## START Input material

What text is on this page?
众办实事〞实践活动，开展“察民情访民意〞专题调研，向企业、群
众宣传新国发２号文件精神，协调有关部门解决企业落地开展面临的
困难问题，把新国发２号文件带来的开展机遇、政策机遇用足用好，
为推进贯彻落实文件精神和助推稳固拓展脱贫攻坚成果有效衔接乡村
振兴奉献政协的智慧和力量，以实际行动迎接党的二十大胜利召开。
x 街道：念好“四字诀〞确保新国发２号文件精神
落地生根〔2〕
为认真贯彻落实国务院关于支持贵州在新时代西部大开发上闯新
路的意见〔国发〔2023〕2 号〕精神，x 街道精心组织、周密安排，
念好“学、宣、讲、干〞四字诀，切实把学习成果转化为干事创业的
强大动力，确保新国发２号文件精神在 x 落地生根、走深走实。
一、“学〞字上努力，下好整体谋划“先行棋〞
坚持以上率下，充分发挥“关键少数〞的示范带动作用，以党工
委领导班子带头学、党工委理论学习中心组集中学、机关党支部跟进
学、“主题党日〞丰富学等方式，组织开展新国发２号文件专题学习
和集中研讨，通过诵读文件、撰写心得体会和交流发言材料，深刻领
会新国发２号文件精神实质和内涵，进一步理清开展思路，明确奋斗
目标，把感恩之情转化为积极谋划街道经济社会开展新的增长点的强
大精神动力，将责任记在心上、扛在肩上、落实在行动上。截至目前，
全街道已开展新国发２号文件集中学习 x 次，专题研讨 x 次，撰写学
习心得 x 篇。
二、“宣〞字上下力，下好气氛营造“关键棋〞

## END Input material

## What the task requires
Reproduce the complete data exactly as presented above.

## Reply to the exercise
What text is on this page?
众办实事〞实践活动，开展“察民情访民意〞专题调研，向企业、群
众宣传新国发２号文件精神，协调有关部门解决企业落地开展面临的
困难问题，把新国发２号文件带来的开展机遇、政策机遇用足用好，
为推进贯彻落实文件精神和助推稳固拓展脱贫攻坚成果有效衔接乡村
振兴奉献政协的智慧和力量，以实际行动迎接党的二十大胜利召开。
x 街道：念好“四字诀〞确保新国发２号文件精神
落地生根〔2〕
为认真贯彻落实国务院关于支持贵州在新时代西部大开发上闯新
路的意见〔国发〔2023〕2 号〕精神，x 街道精心组织、周密安排，
念好“学、宣、讲、干〞四字诀，切实把学习成果转化为干事创业的
强大动力，确保新国发２号文件精神在 x 落地生根、走深走实。
一、“学〞字上努力，下好整体谋划“先行棋〞
坚持以上率下，充分发挥“关键少数〞的示范带动作用，以党工
委领导班子带头学、党工委理论学习中心组集中学、机关党支部跟进
学、“主题党日〞丰富学等方式，组织开展新国发２号文件专题学习
和集中研讨，通过诵读文件、撰写心得体会和交流发言材料，深刻领
会新国发２号文件精神实质和内涵，进一步理清开展思路，明确奋斗
目标，把感恩之情转化为积极谋划街道经济社会开展新的增长点的强
大精神动力，将责任记在心上、扛在肩上、落实在行动上。截至目前，
全街道已开展新国发２号文件集中学习 x 次，专题研讨 x 次，撰写学
习心得 x 篇。
二、“宣〞字上下力，下好气氛营造“关键棋〞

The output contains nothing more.